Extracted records

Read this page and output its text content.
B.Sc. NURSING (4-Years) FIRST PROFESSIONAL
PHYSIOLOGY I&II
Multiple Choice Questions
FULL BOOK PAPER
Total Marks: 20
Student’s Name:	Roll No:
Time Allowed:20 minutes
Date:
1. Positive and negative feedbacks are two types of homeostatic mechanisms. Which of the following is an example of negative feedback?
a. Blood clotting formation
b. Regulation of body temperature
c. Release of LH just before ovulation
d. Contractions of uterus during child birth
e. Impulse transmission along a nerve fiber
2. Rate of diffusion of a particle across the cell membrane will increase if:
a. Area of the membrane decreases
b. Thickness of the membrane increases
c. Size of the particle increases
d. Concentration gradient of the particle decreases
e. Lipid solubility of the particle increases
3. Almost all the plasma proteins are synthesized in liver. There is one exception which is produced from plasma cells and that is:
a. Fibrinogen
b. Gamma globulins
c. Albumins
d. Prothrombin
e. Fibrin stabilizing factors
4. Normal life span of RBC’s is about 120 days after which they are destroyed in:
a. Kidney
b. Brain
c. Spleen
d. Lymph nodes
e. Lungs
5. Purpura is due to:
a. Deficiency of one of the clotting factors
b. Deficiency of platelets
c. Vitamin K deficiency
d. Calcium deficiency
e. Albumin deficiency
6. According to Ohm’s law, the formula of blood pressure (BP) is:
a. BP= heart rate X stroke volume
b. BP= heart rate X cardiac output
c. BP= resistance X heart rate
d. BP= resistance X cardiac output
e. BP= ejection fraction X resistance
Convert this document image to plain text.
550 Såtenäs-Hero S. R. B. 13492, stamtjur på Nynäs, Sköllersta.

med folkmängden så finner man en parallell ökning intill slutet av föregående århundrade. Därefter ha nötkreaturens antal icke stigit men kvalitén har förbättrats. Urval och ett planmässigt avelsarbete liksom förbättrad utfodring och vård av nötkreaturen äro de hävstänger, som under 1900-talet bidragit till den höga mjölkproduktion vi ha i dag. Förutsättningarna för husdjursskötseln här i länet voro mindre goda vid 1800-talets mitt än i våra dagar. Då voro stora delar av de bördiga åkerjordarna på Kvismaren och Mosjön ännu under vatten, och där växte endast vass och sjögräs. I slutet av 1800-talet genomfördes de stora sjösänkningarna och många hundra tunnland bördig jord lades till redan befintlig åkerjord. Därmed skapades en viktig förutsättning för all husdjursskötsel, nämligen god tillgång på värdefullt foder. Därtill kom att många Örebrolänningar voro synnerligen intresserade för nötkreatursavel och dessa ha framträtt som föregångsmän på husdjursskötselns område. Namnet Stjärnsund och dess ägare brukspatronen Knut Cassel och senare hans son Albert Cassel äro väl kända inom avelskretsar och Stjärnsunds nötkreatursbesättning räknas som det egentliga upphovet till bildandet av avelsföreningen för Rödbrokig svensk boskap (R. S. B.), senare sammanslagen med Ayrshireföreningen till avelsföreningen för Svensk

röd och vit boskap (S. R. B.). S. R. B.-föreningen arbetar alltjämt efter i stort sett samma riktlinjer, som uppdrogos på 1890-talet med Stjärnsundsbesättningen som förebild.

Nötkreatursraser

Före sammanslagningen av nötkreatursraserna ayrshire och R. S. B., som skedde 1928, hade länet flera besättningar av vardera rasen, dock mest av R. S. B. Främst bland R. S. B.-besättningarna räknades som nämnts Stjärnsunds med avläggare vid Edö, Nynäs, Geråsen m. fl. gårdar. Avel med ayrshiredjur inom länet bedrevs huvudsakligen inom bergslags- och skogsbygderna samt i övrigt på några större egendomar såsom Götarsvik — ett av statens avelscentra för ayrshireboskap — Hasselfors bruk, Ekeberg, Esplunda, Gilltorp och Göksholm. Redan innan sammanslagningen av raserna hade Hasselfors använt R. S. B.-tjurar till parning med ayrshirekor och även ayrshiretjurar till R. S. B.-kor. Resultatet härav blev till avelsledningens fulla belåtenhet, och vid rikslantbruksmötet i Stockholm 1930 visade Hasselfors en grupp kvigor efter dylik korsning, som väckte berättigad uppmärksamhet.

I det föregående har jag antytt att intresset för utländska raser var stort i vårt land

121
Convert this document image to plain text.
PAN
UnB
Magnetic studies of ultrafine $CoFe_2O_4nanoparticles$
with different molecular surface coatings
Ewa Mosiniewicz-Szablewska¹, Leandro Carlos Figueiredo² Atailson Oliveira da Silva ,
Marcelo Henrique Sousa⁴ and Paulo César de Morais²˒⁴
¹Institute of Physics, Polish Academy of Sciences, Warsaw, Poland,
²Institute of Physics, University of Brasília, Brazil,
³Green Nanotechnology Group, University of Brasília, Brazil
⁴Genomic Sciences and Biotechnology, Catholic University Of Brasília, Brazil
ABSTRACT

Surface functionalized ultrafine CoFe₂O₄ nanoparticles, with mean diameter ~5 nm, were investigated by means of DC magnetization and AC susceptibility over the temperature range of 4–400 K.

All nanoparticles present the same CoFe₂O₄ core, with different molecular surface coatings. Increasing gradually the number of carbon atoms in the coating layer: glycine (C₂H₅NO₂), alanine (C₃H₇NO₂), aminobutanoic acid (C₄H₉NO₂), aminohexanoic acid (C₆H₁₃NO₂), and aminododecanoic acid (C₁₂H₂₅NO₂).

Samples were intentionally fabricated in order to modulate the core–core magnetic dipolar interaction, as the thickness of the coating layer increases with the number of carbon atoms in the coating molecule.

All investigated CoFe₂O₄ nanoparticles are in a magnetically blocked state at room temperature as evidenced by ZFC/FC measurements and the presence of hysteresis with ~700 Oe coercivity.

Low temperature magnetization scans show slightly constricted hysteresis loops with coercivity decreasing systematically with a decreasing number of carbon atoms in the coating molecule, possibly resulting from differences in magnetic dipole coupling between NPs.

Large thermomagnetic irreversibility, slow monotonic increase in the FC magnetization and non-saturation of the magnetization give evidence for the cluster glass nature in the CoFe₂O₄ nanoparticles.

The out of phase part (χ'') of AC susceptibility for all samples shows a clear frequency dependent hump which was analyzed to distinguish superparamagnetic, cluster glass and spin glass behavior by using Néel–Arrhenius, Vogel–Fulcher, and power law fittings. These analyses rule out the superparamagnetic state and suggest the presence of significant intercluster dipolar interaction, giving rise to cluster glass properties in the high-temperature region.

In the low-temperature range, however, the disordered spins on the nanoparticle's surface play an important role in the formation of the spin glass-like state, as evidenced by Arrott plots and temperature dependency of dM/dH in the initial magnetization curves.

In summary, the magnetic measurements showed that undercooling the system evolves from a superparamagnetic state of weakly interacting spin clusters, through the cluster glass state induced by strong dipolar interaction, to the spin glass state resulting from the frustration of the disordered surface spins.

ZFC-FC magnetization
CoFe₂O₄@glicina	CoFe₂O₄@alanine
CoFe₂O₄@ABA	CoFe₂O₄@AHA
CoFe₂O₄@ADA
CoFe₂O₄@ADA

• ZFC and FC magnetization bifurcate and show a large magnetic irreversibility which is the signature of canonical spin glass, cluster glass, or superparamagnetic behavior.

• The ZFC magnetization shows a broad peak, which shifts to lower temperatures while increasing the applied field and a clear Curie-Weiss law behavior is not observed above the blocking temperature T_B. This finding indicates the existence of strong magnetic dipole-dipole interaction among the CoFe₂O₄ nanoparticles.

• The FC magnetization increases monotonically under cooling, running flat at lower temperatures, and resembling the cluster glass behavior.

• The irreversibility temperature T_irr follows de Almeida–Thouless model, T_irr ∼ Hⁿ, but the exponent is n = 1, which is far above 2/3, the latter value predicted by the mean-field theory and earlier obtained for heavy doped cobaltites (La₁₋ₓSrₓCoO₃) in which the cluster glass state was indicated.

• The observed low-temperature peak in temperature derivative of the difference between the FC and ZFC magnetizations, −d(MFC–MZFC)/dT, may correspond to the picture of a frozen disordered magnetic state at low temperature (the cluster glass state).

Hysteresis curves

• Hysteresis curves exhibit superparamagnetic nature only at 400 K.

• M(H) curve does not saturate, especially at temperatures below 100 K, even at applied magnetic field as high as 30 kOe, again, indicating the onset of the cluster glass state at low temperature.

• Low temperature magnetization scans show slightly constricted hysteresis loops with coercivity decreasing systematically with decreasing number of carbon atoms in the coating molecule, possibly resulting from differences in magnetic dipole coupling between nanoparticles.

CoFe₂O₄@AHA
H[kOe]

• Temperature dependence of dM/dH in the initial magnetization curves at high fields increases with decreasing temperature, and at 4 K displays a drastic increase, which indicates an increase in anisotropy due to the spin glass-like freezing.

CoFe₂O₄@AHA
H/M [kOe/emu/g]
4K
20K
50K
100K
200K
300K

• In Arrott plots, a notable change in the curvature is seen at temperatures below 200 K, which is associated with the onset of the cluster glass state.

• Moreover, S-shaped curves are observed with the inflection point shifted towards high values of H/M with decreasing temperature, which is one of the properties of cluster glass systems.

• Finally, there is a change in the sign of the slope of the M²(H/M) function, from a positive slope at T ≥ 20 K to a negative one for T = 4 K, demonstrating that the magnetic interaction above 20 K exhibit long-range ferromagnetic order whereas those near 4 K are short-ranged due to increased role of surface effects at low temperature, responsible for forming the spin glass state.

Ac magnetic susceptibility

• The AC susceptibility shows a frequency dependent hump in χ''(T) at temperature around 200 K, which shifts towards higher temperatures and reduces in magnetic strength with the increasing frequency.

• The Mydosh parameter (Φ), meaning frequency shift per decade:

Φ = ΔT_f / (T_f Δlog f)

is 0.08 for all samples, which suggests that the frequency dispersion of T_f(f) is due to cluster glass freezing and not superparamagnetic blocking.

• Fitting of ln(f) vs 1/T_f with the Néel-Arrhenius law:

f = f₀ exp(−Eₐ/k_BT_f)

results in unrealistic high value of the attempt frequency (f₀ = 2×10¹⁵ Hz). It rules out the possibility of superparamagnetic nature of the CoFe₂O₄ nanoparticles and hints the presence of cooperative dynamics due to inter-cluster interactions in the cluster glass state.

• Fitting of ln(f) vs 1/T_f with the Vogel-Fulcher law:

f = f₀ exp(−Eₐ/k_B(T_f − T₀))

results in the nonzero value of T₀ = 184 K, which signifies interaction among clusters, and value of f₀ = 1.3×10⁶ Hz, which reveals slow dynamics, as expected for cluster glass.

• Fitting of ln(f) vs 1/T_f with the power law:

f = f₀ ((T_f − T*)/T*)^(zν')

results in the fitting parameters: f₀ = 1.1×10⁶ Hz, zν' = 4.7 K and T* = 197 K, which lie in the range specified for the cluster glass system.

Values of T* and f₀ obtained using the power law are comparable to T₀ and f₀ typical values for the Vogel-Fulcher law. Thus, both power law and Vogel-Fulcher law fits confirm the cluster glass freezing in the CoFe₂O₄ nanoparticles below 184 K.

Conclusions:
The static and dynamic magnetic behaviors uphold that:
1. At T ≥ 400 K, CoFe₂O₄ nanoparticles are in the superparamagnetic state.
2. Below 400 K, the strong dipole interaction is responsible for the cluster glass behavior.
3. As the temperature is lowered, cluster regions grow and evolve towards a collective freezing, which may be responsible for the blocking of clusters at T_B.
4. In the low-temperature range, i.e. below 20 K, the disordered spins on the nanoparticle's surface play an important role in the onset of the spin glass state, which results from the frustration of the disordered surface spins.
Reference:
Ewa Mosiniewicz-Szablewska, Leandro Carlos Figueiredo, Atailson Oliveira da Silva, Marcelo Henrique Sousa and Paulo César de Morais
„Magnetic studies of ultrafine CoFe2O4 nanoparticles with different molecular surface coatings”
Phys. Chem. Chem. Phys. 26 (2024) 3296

> _Assigned task_: Which lines of the data contain the string "dynamics"? Copy each one.

> _Answer_:
results in unrealistic high value of the attempt frequency (f₀ = 2×10¹⁵ Hz). It rules out the possibility of superparamagnetic nature of the CoFe₂O₄ nanoparticles and hints the presence of cooperative dynamics due to inter-cluster interactions in the cluster glass state.
results in the nonzero value of T₀ = 184 K, which signifies interaction among clusters, and value of f₀ = 1.3×10⁶ Hz, which reveals slow dynamics, as expected for cluster glass.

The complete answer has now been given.